##### Document passage #####

The new test I am using is 5 copies of

./send 200 2 | rsh server ./receive 200 2.

Here we have 5 clients rewriting 200 Meg file.
With this test, the page cache fills up after about 10 seconds, but
since we are writing a total of 1 Gig of files, the end of the files is
not reached for 2 minutes or so. It is at this point that we start
rewriting the files.

When the page cache fills up, there is no drop in performance. However,
when the end of the file is reached and we start to rewrite, the
throughput drops and we get the reads happening. So the problems are
obviously due to the rewriting of an existing file not due to the page
cache filling.

It doesnt make any difference whether the test seeks back to the start
to rewrite or if it closes it and reopens without O_TRUNC.

Factor 2: the performance problems only occur when the part of the file
that is being rewritten is not already present in the page cache.

Evidence: I modified the "receive" test program to write to a named file
and to not delete the file after the run, so I could rewrite existing
files with only one pass.

On a machine with 128 Megs of memory

I created 5 large test files.
I purged these files from the page cache by writing another file larger
than memory and deleting it.

I did a run of 5 copies of ./send 18 1 | rsh server ./receive 18 1
(each one on a different file).
I did a second run of ./send 18 1 | rsh server ./receive 18 1

With the first run, the files were not present in page cache and the
performance problems were seen. This run took about 95 seconds. Since
the total size of the 5 files is smaller than page cache available, they
were all still present after the first run.

The second run took about 20 seconds. So the presence of data in the
cache makes a significant difference.

##### Provided data #####

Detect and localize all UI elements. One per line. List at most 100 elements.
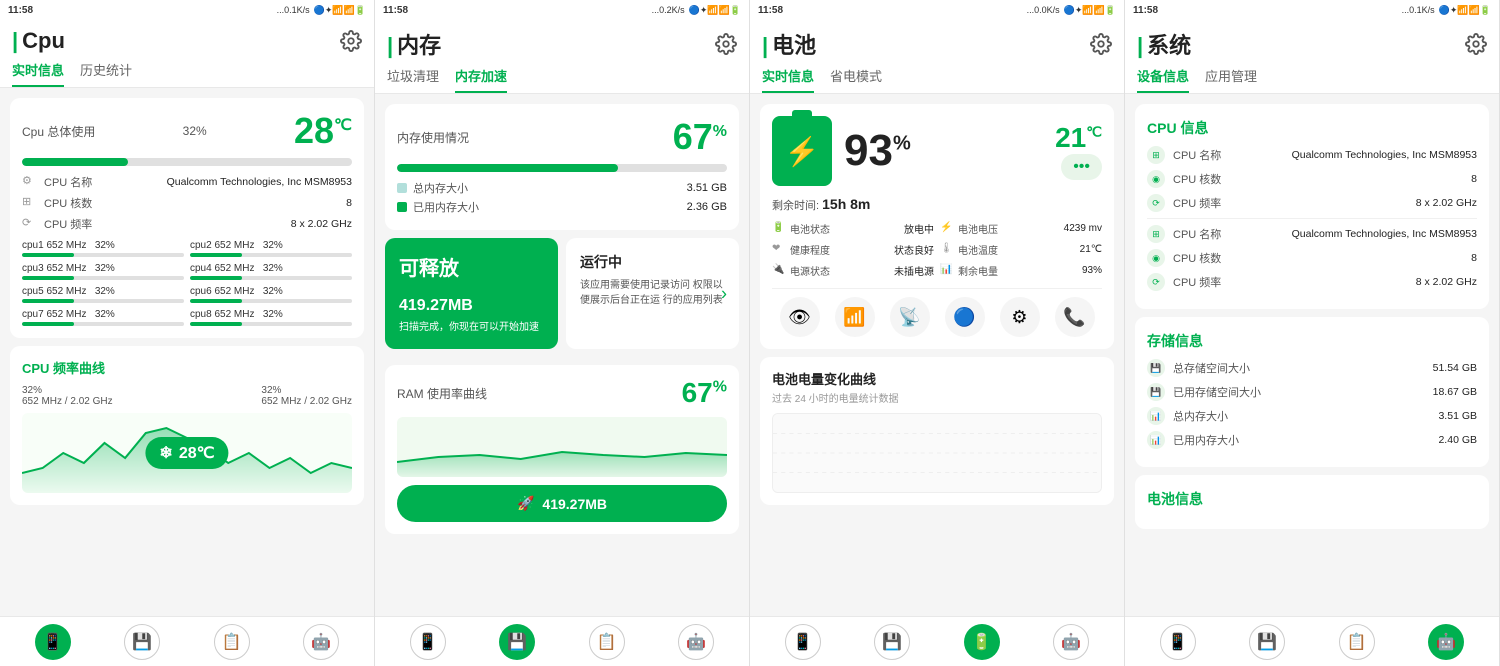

#####

Tasks to complete »
**a.** In the text on page cache performance, about how long did the second run take?
**b.** Rewrite the page cache performance text, starting at the words "The new test" and ending after "rewriting the files.", with "page cache" swapped for "buffer cache".

Answers provided »
**a.** About 20 seconds.

**b.**
The new test I am using is 5 copies of

./send 200 2 | rsh server ./receive 200 2.

Here we have 5 clients rewriting 200 Meg file.
With this test, the buffer cache fills up after about 10 seconds, but
since we are writing a total of 1 Gig of files, the end of the files is
not reached for 2 minutes or so. It is at this point that we start
rewriting the files.